(What is being asked):
Pick out every line with the word "有的名字则突破了种种规则" and copy it.
··· Records for the exercise
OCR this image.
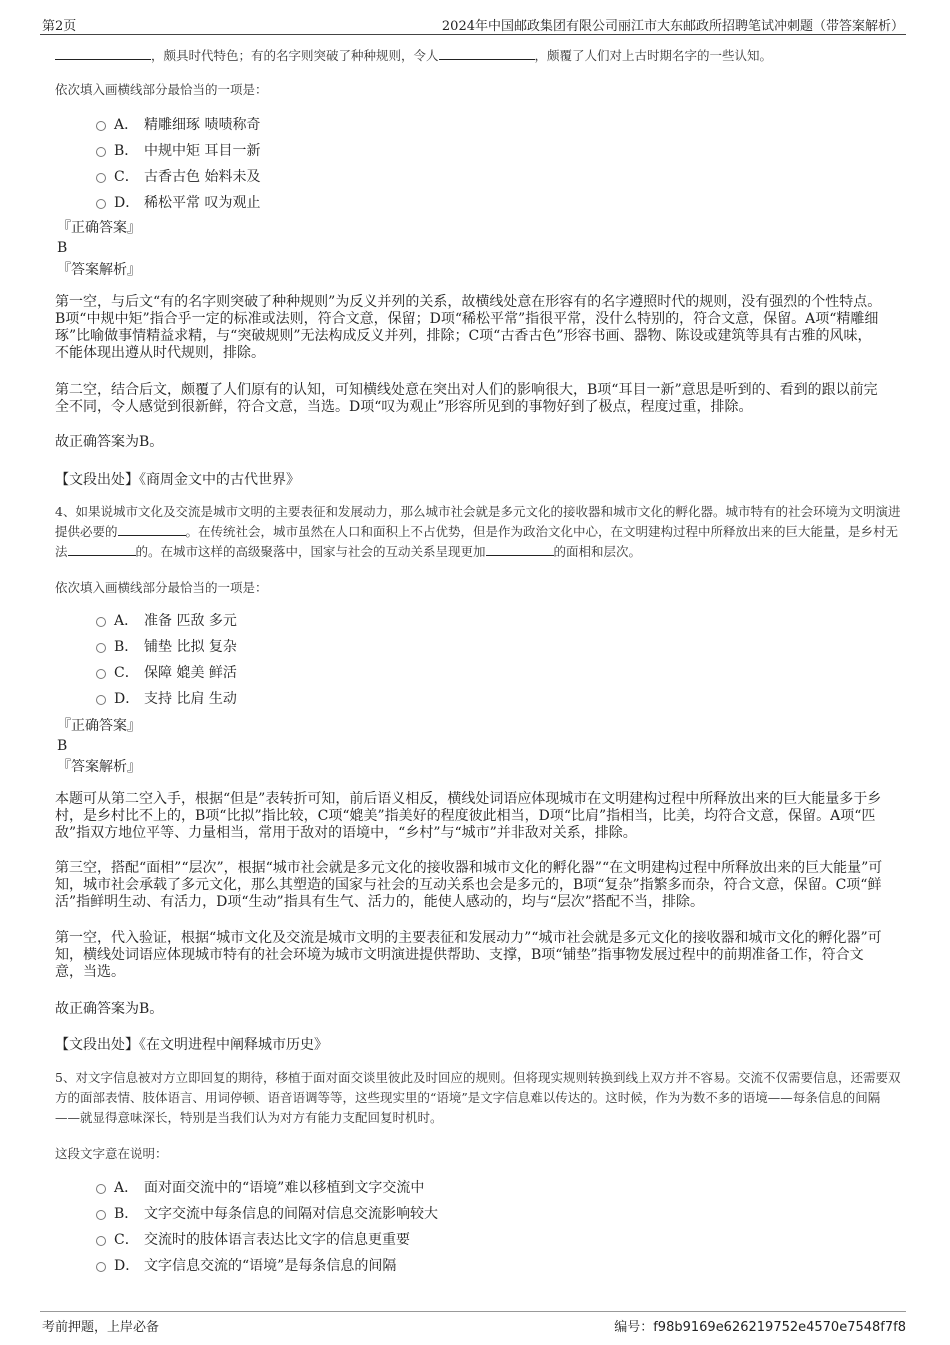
第2页	2024年中国邮政集团有限公司丽江市大东邮政所招聘笔试冲刺题（带答案解析）
，颇具时代特色；有的名字则突破了种种规则，令人	，颇覆了人们对上古时期名字的一些认知。
依次填入画横线部分最恰当的一项是：
A． 精雕细琢 啧啧称奇
B． 中规中矩 耳目一新
C． 古香古色 始料未及
D． 稀松平常 叹为观止
『正确答案』
B
『答案解析』
第一空，与后文“有的名字则突破了种种规则”为反义并列的关系，故横线处意在形容有的名字遵照时代的规则，没有强烈的个性特点。B项“中规中矩”指合乎一定的标准或法则，符合文意，保留；D项“稀松平常”指很平常，没什么特别的，符合文意，保留。A项“精雕细琢”比喻做事情精益求精，与“突破规则”无法构成反义并列，排除；C项“古香古色”形容书画、器物、陈设或建筑等具有古雅的风味，不能体现出遵从时代规则，排除。
第二空，结合后文，颇覆了人们原有的认知，可知横线处意在突出对人们的影响很大，B项“耳目一新”意思是听到的、看到的跟以前完全不同，令人感觉到很新鲜，符合文意，当选。D项“叹为观止”形容所见到的事物好到了极点，程度过重，排除。
故正确答案为B。
【文段出处】《商周金文中的古代世界》
4、如果说城市文化及交流是城市文明的主要表征和发展动力，那么城市社会就是多元文化的接收器和城市文化的孵化器。城市特有的社会环境为文明演进提供必要的	。在传统社会，城市虽然在人口和面积上不占优势，但是作为政治文化中心，在文明建构过程中所释放出来的巨大能量，是乡村无法	的。在城市这样的高级聚落中，国家与社会的互动关系呈现更加	的面相和层次。
依次填入画横线部分最恰当的一项是：
A． 准备 匹敌 多元
B． 铺垫 比拟 复杂
C． 保障 媲美 鲜活
D． 支持 比肩 生动
『正确答案』
B
『答案解析』
本题可从第二空入手，根据“但是”表转折可知，前后语义相反，横线处词语应体现城市在文明建构过程中所释放出来的巨大能量多于乡村，是乡村比不上的，B项“比拟”指比较，C项“媲美”指美好的程度彼此相当，D项“比肩”指相当，比美，均符合文意，保留。A项“匹敌”指双方地位平等、力量相当，常用于敌对的语境中，“乡村”与“城市”并非敌对关系，排除。
第三空，搭配“面相”“层次”，根据“城市社会就是多元文化的接收器和城市文化的孵化器”“在文明建构过程中所释放出来的巨大能量”可知，城市社会承载了多元文化，那么其塑造的国家与社会的互动关系也会是多元的，B项“复杂”指繁多而杂，符合文意，保留。C项“鲜活”指鲜明生动、有活力，D项“生动”指具有生气、活力的，能使人感动的，均与“层次”搭配不当，排除。
第一空，代入验证，根据“城市文化及交流是城市文明的主要表征和发展动力”“城市社会就是多元文化的接收器和城市文化的孵化器”可知，横线处词语应体现城市特有的社会环境为城市文明演进提供帮助、支撑，B项“铺垫”指事物发展过程中的前期准备工作，符合文意，当选。
故正确答案为B。
【文段出处】《在文明进程中阐释城市历史》
5、对文字信息被对方立即回复的期待，移植于面对面交谈里彼此及时回应的规则。但将现实规则转换到线上双方并不容易。交流不仅需要信息，还需要双方的面部表情、肢体语言、用词停顿、语音语调等等，这些现实里的“语境”是文字信息难以传达的。这时候，作为为数不多的语境——每条信息的间隔——就显得意味深长，特别是当我们认为对方有能力支配回复时机时。
这段文字意在说明：
A． 面对面交流中的“语境”难以移植到文字交流中
B． 文字交流中每条信息的间隔对信息交流影响较大
C． 交流时的肢体语言表达比文字的信息更重要
D． 文字信息交流的“语境”是每条信息的间隔
考前押题，上岸必备	编号：f98b9169e626219752e4570e7548f7f8
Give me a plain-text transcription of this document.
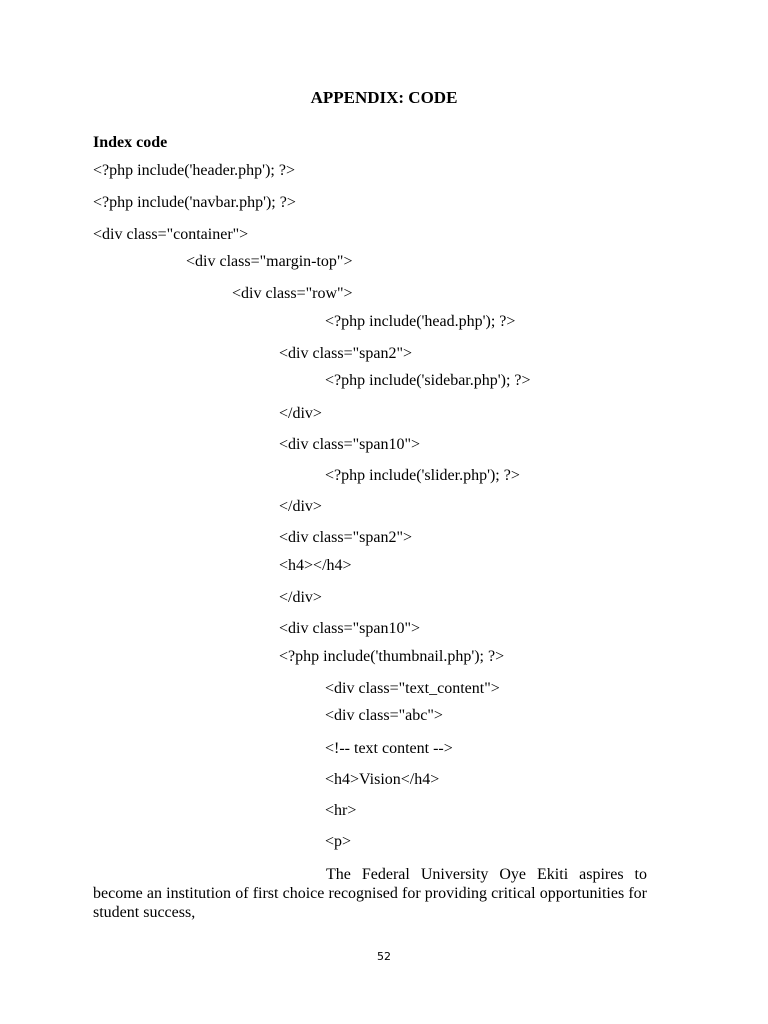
APPENDIX: CODE
Index code
<?php include('header.php'); ?>
<?php include('navbar.php'); ?>
<div class="container">
<div class="margin-top">
<div class="row">
<?php include('head.php'); ?>
<div class="span2">
<?php include('sidebar.php'); ?>
</div>
<div class="span10">
<?php include('slider.php'); ?>
</div>
<div class="span2">
<h4></h4>
</div>
<div class="span10">
<?php include('thumbnail.php'); ?>
<div class="text_content">
<div class="abc">
<!-- text content -->
<h4>Vision</h4>
<hr>
<p>
The Federal University Oye Ekiti aspires to become an institution of first choice recognised for providing critical opportunities for student success,
52
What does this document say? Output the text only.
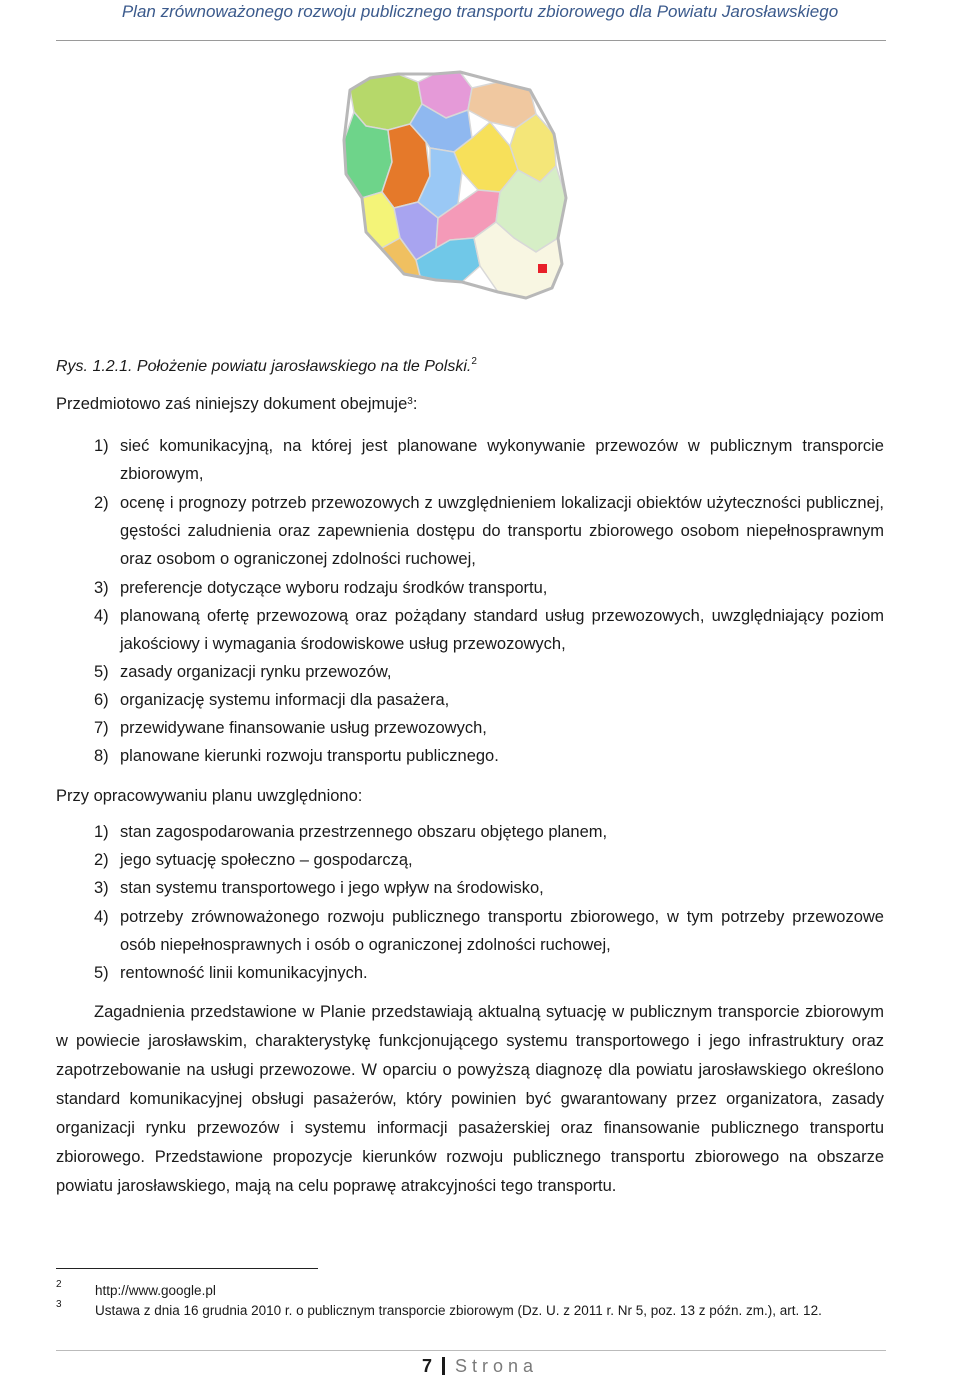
Plan zrównoważonego rozwoju publicznego transportu zbiorowego dla Powiatu Jarosławskiego
Rys. 1.2.1. Położenie powiatu jarosławskiego na tle Polski.$^2$
Przedmiotowo zaś niniejszy dokument obejmuje$^3$:
1) sieć komunikacyjną, na której jest planowane wykonywanie przewozów w publicznym transporcie zbiorowym,
2) ocenę i prognozy potrzeb przewozowych z uwzględnieniem lokalizacji obiektów użyteczności publicznej, gęstości zaludnienia oraz zapewnienia dostępu do transportu zbiorowego osobom niepełnosprawnym oraz osobom o ograniczonej zdolności ruchowej,
3) preferencje dotyczące wyboru rodzaju środków transportu,
4) planowaną ofertę przewozową oraz pożądany standard usług przewozowych, uwzględniający poziom jakościowy i wymagania środowiskowe usług przewozowych,
5) zasady organizacji rynku przewozów,
6) organizację systemu informacji dla pasażera,
7) przewidywane finansowanie usług przewozowych,
8) planowane kierunki rozwoju transportu publicznego.
Przy opracowywaniu planu uwzględniono:
1) stan zagospodarowania przestrzennego obszaru objętego planem,
2) jego sytuację społeczno – gospodarczą,
3) stan systemu transportowego i jego wpływ na środowisko,
4) potrzeby zrównoważonego rozwoju publicznego transportu zbiorowego, w tym potrzeby przewozowe osób niepełnosprawnych i osób o ograniczonej zdolności ruchowej,
5) rentowność linii komunikacyjnych.
Zagadnienia przedstawione w Planie przedstawiają aktualną sytuację w publicznym transporcie zbiorowym w powiecie jarosławskim, charakterystykę funkcjonującego systemu transportowego i jego infrastruktury oraz zapotrzebowanie na usługi przewozowe. W oparciu o powyższą diagnozę dla powiatu jarosławskiego określono standard komunikacyjnej obsługi pasażerów, który powinien być gwarantowany przez organizatora, zasady organizacji rynku przewozów i systemu informacji pasażerskiej oraz finansowanie publicznego transportu zbiorowego. Przedstawione propozycje kierunków rozwoju publicznego transportu zbiorowego na obszarze powiatu jarosławskiego, mają na celu poprawę atrakcyjności tego transportu.
2 http://www.google.pl
3 Ustawa z dnia 16 grudnia 2010 r. o publicznym transporcie zbiorowym (Dz. U. z 2011 r. Nr 5, poz. 13 z późn. zm.), art. 12.
7 Strona
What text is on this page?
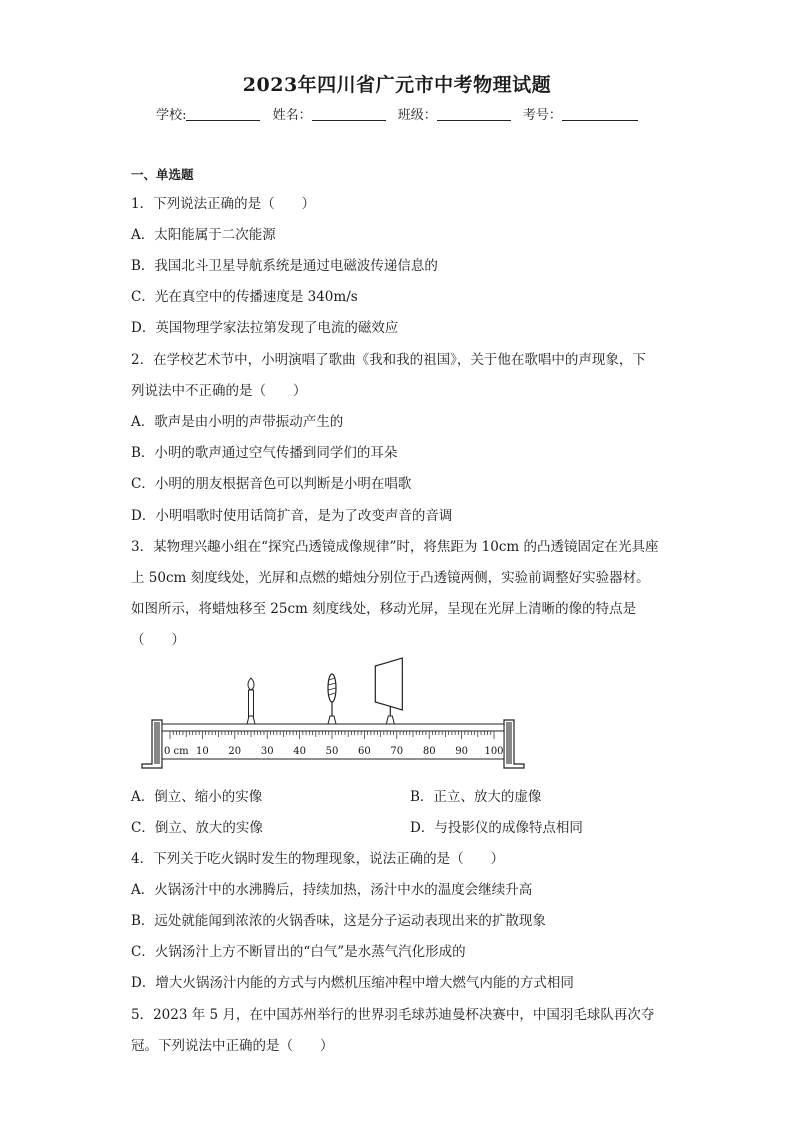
2023年四川省广元市中考物理试题
学校:	姓名：	班级：	考号：
一、单选题
1．下列说法正确的是（　　）
A．太阳能属于二次能源
B．我国北斗卫星导航系统是通过电磁波传递信息的
C．光在真空中的传播速度是 340m/s
D．英国物理学家法拉第发现了电流的磁效应
2．在学校艺术节中，小明演唱了歌曲《我和我的祖国》，关于他在歌唱中的声现象，下
列说法中不正确的是（　　）
A．歌声是由小明的声带振动产生的
B．小明的歌声通过空气传播到同学们的耳朵
C．小明的朋友根据音色可以判断是小明在唱歌
D．小明唱歌时使用话筒扩音，是为了改变声音的音调
3．某物理兴趣小组在“探究凸透镜成像规律”时，将焦距为 10cm 的凸透镜固定在光具座
上 50cm 刻度线处，光屏和点燃的蜡烛分别位于凸透镜两侧，实验前调整好实验器材。
如图所示，将蜡烛移至 25cm 刻度线处，移动光屏，呈现在光屏上清晰的像的特点是
（　　）
0 cm 10 20 30 40 50 60 70 80 90 100
A．倒立、缩小的实像	B．正立、放大的虚像
C．倒立、放大的实像	D．与投影仪的成像特点相同
4．下列关于吃火锅时发生的物理现象，说法正确的是（　　）
A．火锅汤汁中的水沸腾后，持续加热，汤汁中水的温度会继续升高
B．远处就能闻到浓浓的火锅香味，这是分子运动表现出来的扩散现象
C．火锅汤汁上方不断冒出的“白气”是水蒸气汽化形成的
D．增大火锅汤汁内能的方式与内燃机压缩冲程中增大燃气内能的方式相同
5．2023 年 5 月，在中国苏州举行的世界羽毛球苏迪曼杯决赛中，中国羽毛球队再次夺
冠。下列说法中正确的是（　　）
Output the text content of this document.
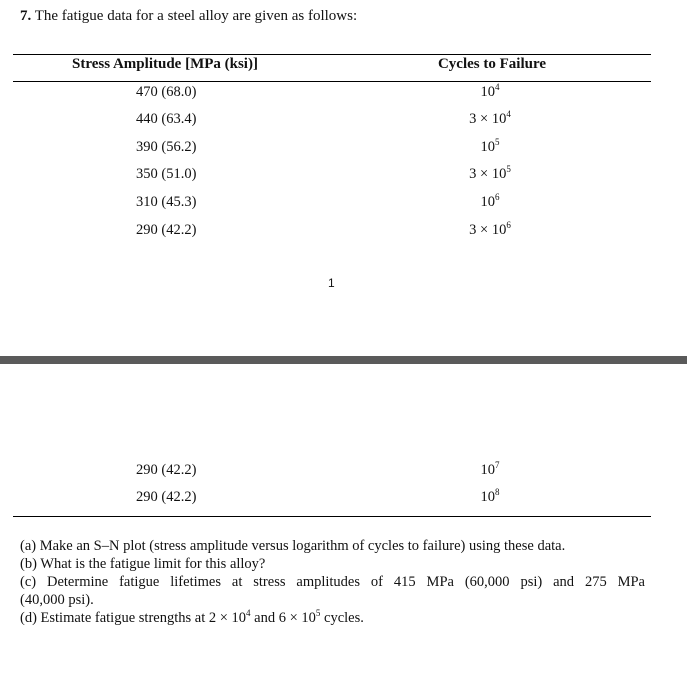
7. The fatigue data for a steel alloy are given as follows:
Stress Amplitude [MPa (ksi)]	Cycles to Failure
470 (68.0)	$10^4$
440 (63.4)	$3 \times 10^4$
390 (56.2)	$10^5$
350 (51.0)	$3 \times 10^5$
310 (45.3)	$10^6$
290 (42.2)	$3 \times 10^6$
1
290 (42.2)	$10^7$
290 (42.2)	$10^8$
(a) Make an S–N plot (stress amplitude versus logarithm of cycles to failure) using these data.
(b) What is the fatigue limit for this alloy?
(c) Determine fatigue lifetimes at stress amplitudes of 415 MPa (60,000 psi) and 275 MPa
(40,000 psi).
(d) Estimate fatigue strengths at $2 \times 10^4$ and $6 \times 10^5$ cycles.
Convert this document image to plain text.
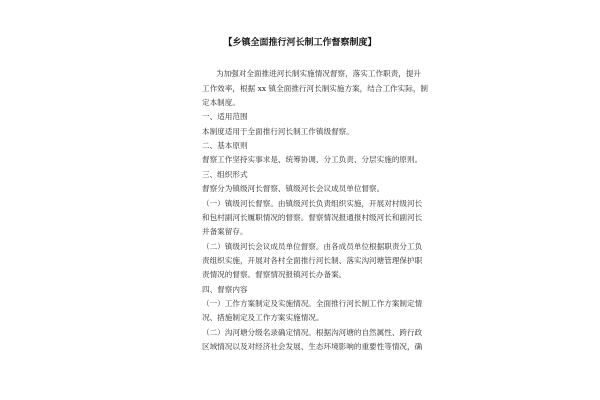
【乡镇全面推行河长制工作督察制度】
为加强对全面推进河长制实施情况督察，落实工作职责，提升
工作效率，根据 xx 镇全面推行河长制实施方案，结合工作实际，制
定本制度。
一、适用范围
本制度适用于全面推行河长制工作镇级督察。
二、基本原则
督察工作坚持实事求是、统筹协调、分工负责、分层实施的原则。
三、组织形式
督察分为镇级河长督察、镇级河长会议成员单位督察。
（一）镇级河长督察。由镇级河长负责组织实施，开展对村级河长
和包村副河长履职情况的督察。督察情况报通报村级河长和副河长
并备案留存。
（二）镇级河长会议成员单位督察。由各成员单位根据职责分工负
责组织实施，开展对各村全面推行河长制、落实沟河塘管理保护职
责情况的督察。督察情况报镇河长办备案。
四、督察内容
（一）工作方案制定及实施情况。全面推行河长制工作方案制定情
况、措施制定及工作方案实施情况。
（二）沟河塘分级名录确定情况。根据沟河塘的自然属性、跨行政
区域情况以及对经济社会发展、生态环境影响的重要性等情况，确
······
(Result of this task):
，颇具时代特色；有的名字则突破了种种规则，令人	，颇覆了人们对上古时期名字的一些认知。
第一空，与后文“有的名字则突破了种种规则”为反义并列的关系，故横线处意在形容有的名字遵照时代的规则，没有强烈的个性特点。B项“中规中矩”指合乎一定的标准或法则，符合文意，保留；D项“稀松平常”指很平常，没什么特别的，符合文意，保留。A项“精雕细琢”比喻做事情精益求精，与“突破规则”无法构成反义并列，排除；C项“古香古色”形容书画、器物、陈设或建筑等具有古雅的风味，不能体现出遵从时代规则，排除。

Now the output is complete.